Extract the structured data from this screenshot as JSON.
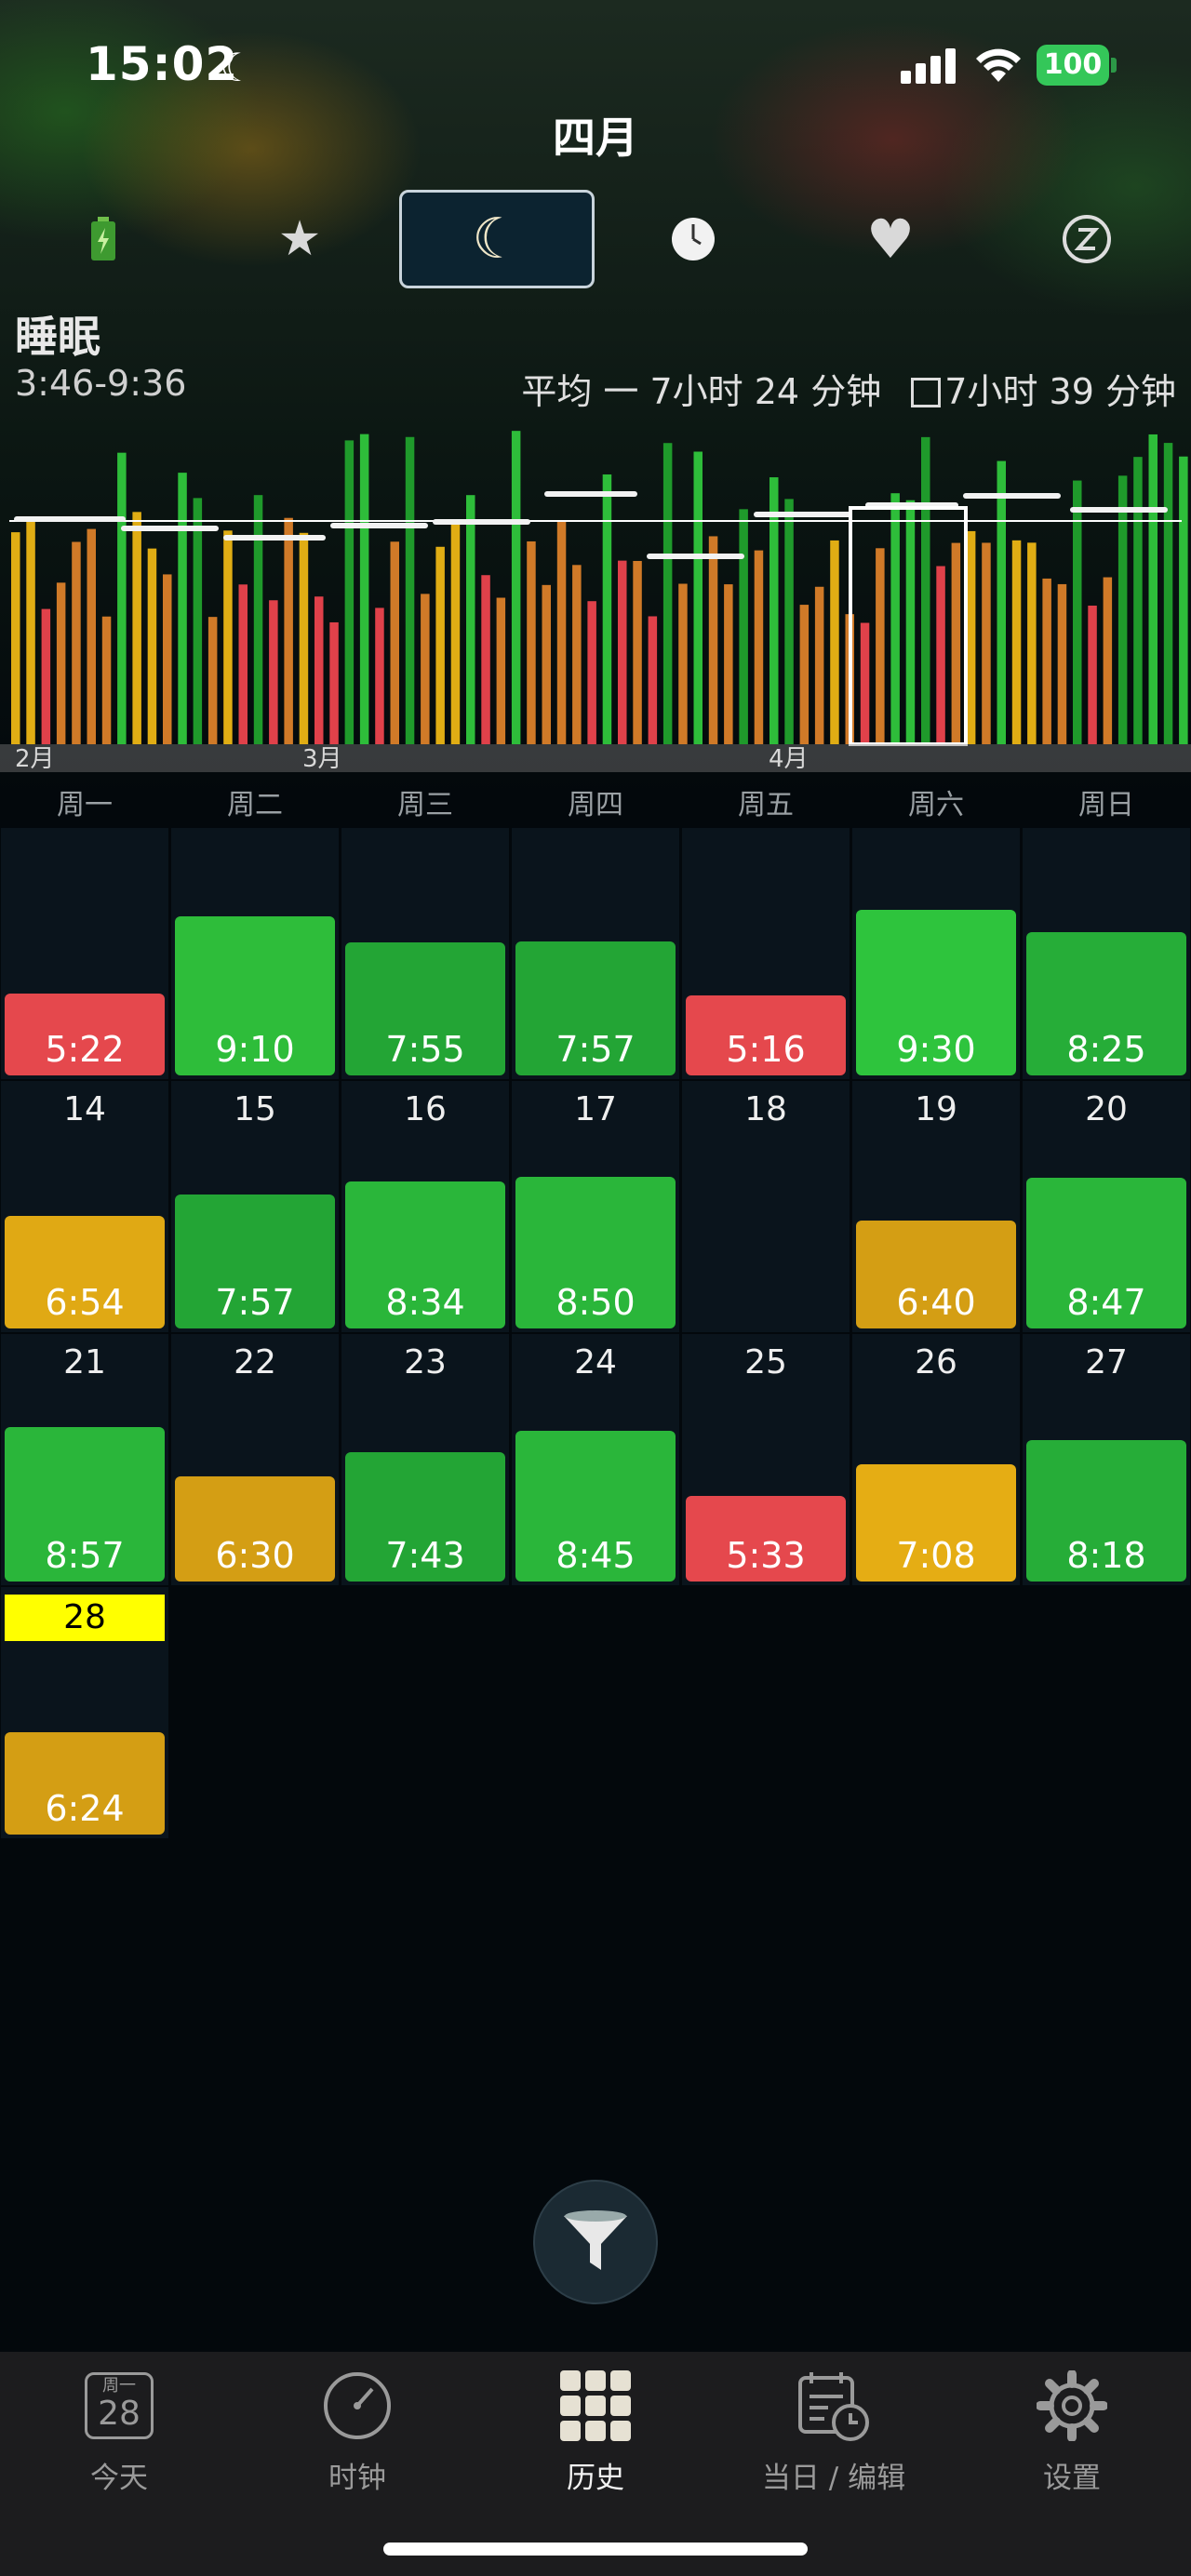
{
  "status_bar": {
    "time": "15:02",
    "battery": "100"
  },
  "header": {
    "title": "四月"
  },
  "mode_tabs": [
    {
      "name": "battery-icon",
      "glyph": "🔋"
    },
    {
      "name": "star-icon",
      "glyph": "★"
    },
    {
      "name": "moon-icon",
      "glyph": "☾",
      "active": true
    },
    {
      "name": "clock-icon",
      "glyph": "🕐"
    },
    {
      "name": "heart-icon",
      "glyph": "♥"
    },
    {
      "name": "sleep-z-icon",
      "glyph": "Ⓩ"
    }
  ],
  "section": {
    "title": "睡眠",
    "range": "3:46-9:36",
    "average_label": "平均 一 7小时 24 分钟",
    "alt_average": "7小时 39 分钟"
  },
  "chart_data": {
    "type": "bar",
    "month_labels": [
      "2月",
      "3月",
      "4月"
    ],
    "reference_hours": 7.4,
    "colors": {
      "green": "#2ebd3a",
      "dark_green": "#1f9a2b",
      "yellow": "#e0ad14",
      "orange": "#d07a28",
      "red": "#e0414a"
    }
  },
  "weekdays": [
    "周一",
    "周二",
    "周三",
    "周四",
    "周五",
    "周六",
    "周日"
  ],
  "calendar": {
    "rows": [
      [
        {
          "day": "",
          "value": "5:22",
          "hours": 5.37,
          "color": "#e5484d"
        },
        {
          "day": "",
          "value": "9:10",
          "hours": 9.17,
          "color": "#2ebd3a"
        },
        {
          "day": "",
          "value": "7:55",
          "hours": 7.92,
          "color": "#23a535"
        },
        {
          "day": "",
          "value": "7:57",
          "hours": 7.95,
          "color": "#23a535"
        },
        {
          "day": "",
          "value": "5:16",
          "hours": 5.27,
          "color": "#e5484d"
        },
        {
          "day": "",
          "value": "9:30",
          "hours": 9.5,
          "color": "#2ec43d"
        },
        {
          "day": "",
          "value": "8:25",
          "hours": 8.42,
          "color": "#26ad38"
        }
      ],
      [
        {
          "day": "14",
          "value": "6:54",
          "hours": 6.9,
          "color": "#e0a914"
        },
        {
          "day": "15",
          "value": "7:57",
          "hours": 7.95,
          "color": "#23a535"
        },
        {
          "day": "16",
          "value": "8:34",
          "hours": 8.57,
          "color": "#2ab63a"
        },
        {
          "day": "17",
          "value": "8:50",
          "hours": 8.83,
          "color": "#2ab63a"
        },
        {
          "day": "18",
          "value": "",
          "hours": 0,
          "color": ""
        },
        {
          "day": "19",
          "value": "6:40",
          "hours": 6.67,
          "color": "#d49e14"
        },
        {
          "day": "20",
          "value": "8:47",
          "hours": 8.78,
          "color": "#2ab63a"
        }
      ],
      [
        {
          "day": "21",
          "value": "8:57",
          "hours": 8.95,
          "color": "#2ab63a"
        },
        {
          "day": "22",
          "value": "6:30",
          "hours": 6.5,
          "color": "#d49e14"
        },
        {
          "day": "23",
          "value": "7:43",
          "hours": 7.72,
          "color": "#23a535"
        },
        {
          "day": "24",
          "value": "8:45",
          "hours": 8.75,
          "color": "#2ab63a"
        },
        {
          "day": "25",
          "value": "5:33",
          "hours": 5.55,
          "color": "#e5484d"
        },
        {
          "day": "26",
          "value": "7:08",
          "hours": 7.13,
          "color": "#e5ad14"
        },
        {
          "day": "27",
          "value": "8:18",
          "hours": 8.3,
          "color": "#26ad38"
        }
      ],
      [
        {
          "day": "28",
          "value": "6:24",
          "hours": 6.4,
          "color": "#d49e14",
          "today": true
        }
      ]
    ]
  },
  "tabbar": [
    {
      "label": "今天",
      "icon": "calendar-day-icon",
      "badge_top": "周一",
      "badge_num": "28"
    },
    {
      "label": "时钟",
      "icon": "clock-dial-icon"
    },
    {
      "label": "历史",
      "icon": "grid-icon",
      "active": true
    },
    {
      "label": "当日 / 编辑",
      "icon": "calendar-clock-icon"
    },
    {
      "label": "设置",
      "icon": "gear-icon"
    }
  ]
}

Objective:
Keep every word of the data as it is when you write it out, but drop the pictures.

Exercise answer:
Extract the structured data from this screenshot as JSON.
{
  "status_bar": {
    "time": "15:02",
    "battery": "100"
  },
  "header": {
    "title": "四月"
  },
  "mode_tabs": [
    {
      "name": "battery-icon",
      "glyph": "🔋"
    },
    {
      "name": "star-icon",
      "glyph": "★"
    },
    {
      "name": "moon-icon",
      "glyph": "☾",
      "active": true
    },
    {
      "name": "clock-icon",
      "glyph": "🕐"
    },
    {
      "name": "heart-icon",
      "glyph": "♥"
    },
    {
      "name": "sleep-z-icon",
      "glyph": "Ⓩ"
    }
  ],
  "section": {
    "title": "睡眠",
    "range": "3:46-9:36",
    "average_label": "平均 一 7小时 24 分钟",
    "alt_average": "7小时 39 分钟"
  },
  "chart_data": {
    "type": "bar",
    "month_labels": [
      "2月",
      "3月",
      "4月"
    ],
    "reference_hours": 7.4,
    "colors": {
      "green": "#2ebd3a",
      "dark_green": "#1f9a2b",
      "yellow": "#e0ad14",
      "orange": "#d07a28",
      "red": "#e0414a"
    }
  },
  "weekdays": [
    "周一",
    "周二",
    "周三",
    "周四",
    "周五",
    "周六",
    "周日"
  ],
  "calendar": {
    "rows": [
      [
        {
          "day": "",
          "value": "5:22",
          "hours": 5.37,
          "color": "#e5484d"
        },
        {
          "day": "",
          "value": "9:10",
          "hours": 9.17,
          "color": "#2ebd3a"
        },
        {
          "day": "",
          "value": "7:55",
          "hours": 7.92,
          "color": "#23a535"
        },
        {
          "day": "",
          "value": "7:57",
          "hours": 7.95,
          "color": "#23a535"
        },
        {
          "day": "",
          "value": "5:16",
          "hours": 5.27,
          "color": "#e5484d"
        },
        {
          "day": "",
          "value": "9:30",
          "hours": 9.5,
          "color": "#2ec43d"
        },
        {
          "day": "",
          "value": "8:25",
          "hours": 8.42,
          "color": "#26ad38"
        }
      ],
      [
        {
          "day": "14",
          "value": "6:54",
          "hours": 6.9,
          "color": "#e0a914"
        },
        {
          "day": "15",
          "value": "7:57",
          "hours": 7.95,
          "color": "#23a535"
        },
        {
          "day": "16",
          "value": "8:34",
          "hours": 8.57,
          "color": "#2ab63a"
        },
        {
          "day": "17",
          "value": "8:50",
          "hours": 8.83,
          "color": "#2ab63a"
        },
        {
          "day": "18",
          "value": "",
          "hours": 0,
          "color": ""
        },
        {
          "day": "19",
          "value": "6:40",
          "hours": 6.67,
          "color": "#d49e14"
        },
        {
          "day": "20",
          "value": "8:47",
          "hours": 8.78,
          "color": "#2ab63a"
        }
      ],
      [
        {
          "day": "21",
          "value": "8:57",
          "hours": 8.95,
          "color": "#2ab63a"
        },
        {
          "day": "22",
          "value": "6:30",
          "hours": 6.5,
          "color": "#d49e14"
        },
        {
          "day": "23",
          "value": "7:43",
          "hours": 7.72,
          "color": "#23a535"
        },
        {
          "day": "24",
          "value": "8:45",
          "hours": 8.75,
          "color": "#2ab63a"
        },
        {
          "day": "25",
          "value": "5:33",
          "hours": 5.55,
          "color": "#e5484d"
        },
        {
          "day": "26",
          "value": "7:08",
          "hours": 7.13,
          "color": "#e5ad14"
        },
        {
          "day": "27",
          "value": "8:18",
          "hours": 8.3,
          "color": "#26ad38"
        }
      ],
      [
        {
          "day": "28",
          "value": "6:24",
          "hours": 6.4,
          "color": "#d49e14",
          "today": true
        }
      ]
    ]
  },
  "tabbar": [
    {
      "label": "今天",
      "icon": "calendar-day-icon",
      "badge_top": "周一",
      "badge_num": "28"
    },
    {
      "label": "时钟",
      "icon": "clock-dial-icon"
    },
    {
      "label": "历史",
      "icon": "grid-icon",
      "active": true
    },
    {
      "label": "当日 / 编辑",
      "icon": "calendar-clock-icon"
    },
    {
      "label": "设置",
      "icon": "gear-icon"
    }
  ]
}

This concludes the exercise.